- [WHAT YOU WILL DO] Reproduce every one of the rows below, character for character, with no alterations.
Start of RECORDS SHOWN
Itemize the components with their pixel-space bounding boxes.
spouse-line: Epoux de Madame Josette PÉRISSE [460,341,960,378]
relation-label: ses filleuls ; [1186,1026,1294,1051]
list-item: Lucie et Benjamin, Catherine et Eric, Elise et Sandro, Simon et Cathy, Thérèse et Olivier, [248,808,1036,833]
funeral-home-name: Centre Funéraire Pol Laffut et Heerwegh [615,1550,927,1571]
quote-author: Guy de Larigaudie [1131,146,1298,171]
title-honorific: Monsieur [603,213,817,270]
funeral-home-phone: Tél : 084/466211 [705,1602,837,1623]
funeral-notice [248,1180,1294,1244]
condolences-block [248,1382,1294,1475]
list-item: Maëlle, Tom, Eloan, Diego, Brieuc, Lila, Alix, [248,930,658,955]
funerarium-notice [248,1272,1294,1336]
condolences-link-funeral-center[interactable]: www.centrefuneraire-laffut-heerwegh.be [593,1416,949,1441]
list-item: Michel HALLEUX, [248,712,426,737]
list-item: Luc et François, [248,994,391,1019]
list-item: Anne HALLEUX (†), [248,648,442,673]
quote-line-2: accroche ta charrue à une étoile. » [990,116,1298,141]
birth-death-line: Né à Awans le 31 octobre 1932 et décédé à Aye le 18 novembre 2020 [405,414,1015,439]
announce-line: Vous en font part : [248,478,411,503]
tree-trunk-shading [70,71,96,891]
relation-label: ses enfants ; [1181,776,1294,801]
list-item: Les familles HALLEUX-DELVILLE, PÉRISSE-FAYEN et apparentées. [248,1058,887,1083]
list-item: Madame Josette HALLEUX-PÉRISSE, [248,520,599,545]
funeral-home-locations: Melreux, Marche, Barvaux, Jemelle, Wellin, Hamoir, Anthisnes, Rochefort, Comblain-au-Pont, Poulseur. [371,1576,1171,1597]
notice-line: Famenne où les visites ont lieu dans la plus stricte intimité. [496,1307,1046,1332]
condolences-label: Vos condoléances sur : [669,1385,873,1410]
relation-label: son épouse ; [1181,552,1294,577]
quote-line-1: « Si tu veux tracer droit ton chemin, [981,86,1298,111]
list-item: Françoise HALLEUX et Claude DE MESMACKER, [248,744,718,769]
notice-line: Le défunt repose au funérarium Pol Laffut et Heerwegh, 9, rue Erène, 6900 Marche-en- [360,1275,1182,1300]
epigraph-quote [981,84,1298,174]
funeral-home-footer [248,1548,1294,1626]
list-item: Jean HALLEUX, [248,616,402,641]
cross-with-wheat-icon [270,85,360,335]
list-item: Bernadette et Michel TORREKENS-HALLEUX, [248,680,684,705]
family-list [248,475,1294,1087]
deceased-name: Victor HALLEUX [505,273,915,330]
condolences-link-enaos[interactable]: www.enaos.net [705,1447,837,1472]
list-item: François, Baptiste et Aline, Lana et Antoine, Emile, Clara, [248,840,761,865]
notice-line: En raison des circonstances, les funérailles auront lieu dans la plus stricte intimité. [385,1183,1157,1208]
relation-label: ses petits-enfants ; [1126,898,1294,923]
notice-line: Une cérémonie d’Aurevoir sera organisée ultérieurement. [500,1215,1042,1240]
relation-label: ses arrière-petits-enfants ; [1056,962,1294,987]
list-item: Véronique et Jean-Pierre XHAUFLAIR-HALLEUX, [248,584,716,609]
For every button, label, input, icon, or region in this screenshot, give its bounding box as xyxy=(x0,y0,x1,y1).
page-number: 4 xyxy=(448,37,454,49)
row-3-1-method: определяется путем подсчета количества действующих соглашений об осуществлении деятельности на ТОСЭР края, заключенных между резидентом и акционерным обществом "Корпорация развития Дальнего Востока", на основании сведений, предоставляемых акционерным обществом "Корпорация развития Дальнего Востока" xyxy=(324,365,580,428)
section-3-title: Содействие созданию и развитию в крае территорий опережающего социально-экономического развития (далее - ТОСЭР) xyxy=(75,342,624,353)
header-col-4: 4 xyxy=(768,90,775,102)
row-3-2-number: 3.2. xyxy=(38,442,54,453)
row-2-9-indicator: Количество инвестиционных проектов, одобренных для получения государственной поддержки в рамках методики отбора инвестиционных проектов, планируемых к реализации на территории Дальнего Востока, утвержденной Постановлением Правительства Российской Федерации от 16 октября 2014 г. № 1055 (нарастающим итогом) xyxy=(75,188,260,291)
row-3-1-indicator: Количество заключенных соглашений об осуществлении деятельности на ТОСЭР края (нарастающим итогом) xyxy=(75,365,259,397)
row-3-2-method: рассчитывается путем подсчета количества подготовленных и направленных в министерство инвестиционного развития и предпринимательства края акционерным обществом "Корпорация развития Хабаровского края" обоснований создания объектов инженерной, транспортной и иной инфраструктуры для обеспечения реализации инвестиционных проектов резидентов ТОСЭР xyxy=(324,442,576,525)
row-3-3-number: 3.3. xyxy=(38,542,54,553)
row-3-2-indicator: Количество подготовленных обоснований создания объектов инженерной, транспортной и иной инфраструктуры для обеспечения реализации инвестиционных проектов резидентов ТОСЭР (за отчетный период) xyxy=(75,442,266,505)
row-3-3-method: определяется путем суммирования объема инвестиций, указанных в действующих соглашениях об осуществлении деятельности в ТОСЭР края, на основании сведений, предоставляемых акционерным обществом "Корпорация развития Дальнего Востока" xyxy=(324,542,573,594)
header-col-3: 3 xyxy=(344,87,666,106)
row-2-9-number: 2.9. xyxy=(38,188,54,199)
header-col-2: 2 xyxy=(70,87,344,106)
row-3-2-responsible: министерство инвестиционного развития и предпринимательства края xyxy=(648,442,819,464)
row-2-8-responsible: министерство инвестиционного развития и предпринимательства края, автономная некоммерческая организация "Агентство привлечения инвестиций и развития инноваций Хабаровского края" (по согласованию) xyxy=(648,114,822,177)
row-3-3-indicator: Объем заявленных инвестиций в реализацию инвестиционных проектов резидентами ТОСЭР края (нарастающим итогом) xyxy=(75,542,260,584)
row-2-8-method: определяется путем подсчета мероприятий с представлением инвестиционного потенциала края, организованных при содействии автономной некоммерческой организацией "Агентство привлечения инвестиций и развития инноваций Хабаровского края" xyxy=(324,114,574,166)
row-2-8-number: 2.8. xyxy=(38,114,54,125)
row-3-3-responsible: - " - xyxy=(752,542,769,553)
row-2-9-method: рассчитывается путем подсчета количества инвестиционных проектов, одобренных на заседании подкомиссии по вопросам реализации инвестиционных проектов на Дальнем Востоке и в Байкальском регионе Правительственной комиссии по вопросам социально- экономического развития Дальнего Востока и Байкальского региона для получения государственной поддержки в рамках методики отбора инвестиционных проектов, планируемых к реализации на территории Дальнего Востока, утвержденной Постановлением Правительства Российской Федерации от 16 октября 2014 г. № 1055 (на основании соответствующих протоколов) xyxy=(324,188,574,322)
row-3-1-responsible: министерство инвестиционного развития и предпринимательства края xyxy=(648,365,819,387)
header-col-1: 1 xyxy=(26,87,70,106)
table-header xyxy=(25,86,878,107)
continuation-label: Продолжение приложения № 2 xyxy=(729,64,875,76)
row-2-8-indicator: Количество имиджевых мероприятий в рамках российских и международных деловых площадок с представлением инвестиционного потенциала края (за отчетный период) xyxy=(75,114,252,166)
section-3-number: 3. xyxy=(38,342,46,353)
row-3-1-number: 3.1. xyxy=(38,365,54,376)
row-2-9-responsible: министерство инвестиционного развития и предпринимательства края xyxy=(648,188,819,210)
End of RECORDS SHOWN
- [COMPLETE ANSWER]
Itemize the components with their pixel-space bounding boxes.
spouse-line: Epoux de Madame Josette PÉRISSE [460,341,960,378]
relation-label: ses filleuls ; [1186,1026,1294,1051]
list-item: Lucie et Benjamin, Catherine et Eric, Elise et Sandro, Simon et Cathy, Thérèse et Olivier, [248,808,1036,833]
funeral-home-name: Centre Funéraire Pol Laffut et Heerwegh [615,1550,927,1571]
quote-author: Guy de Larigaudie [1131,146,1298,171]
title-honorific: Monsieur [603,213,817,270]
funeral-home-phone: Tél : 084/466211 [705,1602,837,1623]
funeral-notice [248,1180,1294,1244]
condolences-block [248,1382,1294,1475]
list-item: Maëlle, Tom, Eloan, Diego, Brieuc, Lila, Alix, [248,930,658,955]
funerarium-notice [248,1272,1294,1336]
condolences-link-funeral-center[interactable]: www.centrefuneraire-laffut-heerwegh.be [593,1416,949,1441]
list-item: Michel HALLEUX, [248,712,426,737]
list-item: Luc et François, [248,994,391,1019]
list-item: Anne HALLEUX (†), [248,648,442,673]
quote-line-2: accroche ta charrue à une étoile. » [990,116,1298,141]
birth-death-line: Né à Awans le 31 octobre 1932 et décédé à Aye le 18 novembre 2020 [405,414,1015,439]
announce-line: Vous en font part : [248,478,411,503]
tree-trunk-shading [70,71,96,891]
relation-label: ses enfants ; [1181,776,1294,801]
list-item: Les familles HALLEUX-DELVILLE, PÉRISSE-FAYEN et apparentées. [248,1058,887,1083]
list-item: Madame Josette HALLEUX-PÉRISSE, [248,520,599,545]
funeral-home-locations: Melreux, Marche, Barvaux, Jemelle, Wellin, Hamoir, Anthisnes, Rochefort, Comblain-au-Pont, Poulseur. [371,1576,1171,1597]
notice-line: Famenne où les visites ont lieu dans la plus stricte intimité. [496,1307,1046,1332]
condolences-label: Vos condoléances sur : [669,1385,873,1410]
relation-label: son épouse ; [1181,552,1294,577]
quote-line-1: « Si tu veux tracer droit ton chemin, [981,86,1298,111]
list-item: Françoise HALLEUX et Claude DE MESMACKER, [248,744,718,769]
notice-line: Le défunt repose au funérarium Pol Laffut et Heerwegh, 9, rue Erène, 6900 Marche-en- [360,1275,1182,1300]
epigraph-quote [981,84,1298,174]
funeral-home-footer [248,1548,1294,1626]
list-item: Jean HALLEUX, [248,616,402,641]
cross-with-wheat-icon [270,85,360,335]
list-item: Bernadette et Michel TORREKENS-HALLEUX, [248,680,684,705]
family-list [248,475,1294,1087]
deceased-name: Victor HALLEUX [505,273,915,330]
condolences-link-enaos[interactable]: www.enaos.net [705,1447,837,1472]
list-item: François, Baptiste et Aline, Lana et Antoine, Emile, Clara, [248,840,761,865]
notice-line: En raison des circonstances, les funérailles auront lieu dans la plus stricte intimité. [385,1183,1157,1208]
relation-label: ses petits-enfants ; [1126,898,1294,923]
notice-line: Une cérémonie d’Aurevoir sera organisée ultérieurement. [500,1215,1042,1240]
relation-label: ses arrière-petits-enfants ; [1056,962,1294,987]
list-item: Véronique et Jean-Pierre XHAUFLAIR-HALLEUX, [248,584,716,609]
For every button, label, input, icon, or region in this screenshot, give its bounding box as xyxy=(x0,y0,x1,y1).
page-number: 4 xyxy=(448,37,454,49)
row-3-1-method: определяется путем подсчета количества действующих соглашений об осуществлении деятельности на ТОСЭР края, заключенных между резидентом и акционерным обществом "Корпорация развития Дальнего Востока", на основании сведений, предоставляемых акционерным обществом "Корпорация развития Дальнего Востока" xyxy=(324,365,580,428)
section-3-title: Содействие созданию и развитию в крае территорий опережающего социально-экономического развития (далее - ТОСЭР) xyxy=(75,342,624,353)
header-col-4: 4 xyxy=(768,90,775,102)
row-3-2-number: 3.2. xyxy=(38,442,54,453)
row-2-9-indicator: Количество инвестиционных проектов, одобренных для получения государственной поддержки в рамках методики отбора инвестиционных проектов, планируемых к реализации на территории Дальнего Востока, утвержденной Постановлением Правительства Российской Федерации от 16 октября 2014 г. № 1055 (нарастающим итогом) xyxy=(75,188,260,291)
row-3-1-indicator: Количество заключенных соглашений об осуществлении деятельности на ТОСЭР края (нарастающим итогом) xyxy=(75,365,259,397)
row-3-2-method: рассчитывается путем подсчета количества подготовленных и направленных в министерство инвестиционного развития и предпринимательства края акционерным обществом "Корпорация развития Хабаровского края" обоснований создания объектов инженерной, транспортной и иной инфраструктуры для обеспечения реализации инвестиционных проектов резидентов ТОСЭР xyxy=(324,442,576,525)
row-3-3-number: 3.3. xyxy=(38,542,54,553)
row-3-2-indicator: Количество подготовленных обоснований создания объектов инженерной, транспортной и иной инфраструктуры для обеспечения реализации инвестиционных проектов резидентов ТОСЭР (за отчетный период) xyxy=(75,442,266,505)
row-3-3-method: определяется путем суммирования объема инвестиций, указанных в действующих соглашениях об осуществлении деятельности в ТОСЭР края, на основании сведений, предоставляемых акционерным обществом "Корпорация развития Дальнего Востока" xyxy=(324,542,573,594)
header-col-3: 3 xyxy=(344,87,666,106)
row-2-9-number: 2.9. xyxy=(38,188,54,199)
header-col-2: 2 xyxy=(70,87,344,106)
row-3-2-responsible: министерство инвестиционного развития и предпринимательства края xyxy=(648,442,819,464)
row-2-8-responsible: министерство инвестиционного развития и предпринимательства края, автономная некоммерческая организация "Агентство привлечения инвестиций и развития инноваций Хабаровского края" (по согласованию) xyxy=(648,114,822,177)
row-3-3-indicator: Объем заявленных инвестиций в реализацию инвестиционных проектов резидентами ТОСЭР края (нарастающим итогом) xyxy=(75,542,260,584)
row-2-8-method: определяется путем подсчета мероприятий с представлением инвестиционного потенциала края, организованных при содействии автономной некоммерческой организацией "Агентство привлечения инвестиций и развития инноваций Хабаровского края" xyxy=(324,114,574,166)
row-2-8-number: 2.8. xyxy=(38,114,54,125)
row-3-3-responsible: - " - xyxy=(752,542,769,553)
row-2-9-method: рассчитывается путем подсчета количества инвестиционных проектов, одобренных на заседании подкомиссии по вопросам реализации инвестиционных проектов на Дальнем Востоке и в Байкальском регионе Правительственной комиссии по вопросам социально- экономического развития Дальнего Востока и Байкальского региона для получения государственной поддержки в рамках методики отбора инвестиционных проектов, планируемых к реализации на территории Дальнего Востока, утвержденной Постановлением Правительства Российской Федерации от 16 октября 2014 г. № 1055 (на основании соответствующих протоколов) xyxy=(324,188,574,322)
row-3-1-responsible: министерство инвестиционного развития и предпринимательства края xyxy=(648,365,819,387)
header-col-1: 1 xyxy=(26,87,70,106)
table-header xyxy=(25,86,878,107)
continuation-label: Продолжение приложения № 2 xyxy=(729,64,875,76)
row-2-8-indicator: Количество имиджевых мероприятий в рамках российских и международных деловых площадок с представлением инвестиционного потенциала края (за отчетный период) xyxy=(75,114,252,166)
section-3-number: 3. xyxy=(38,342,46,353)
row-3-1-number: 3.1. xyxy=(38,365,54,376)
row-2-9-responsible: министерство инвестиционного развития и предпринимательства края xyxy=(648,188,819,210)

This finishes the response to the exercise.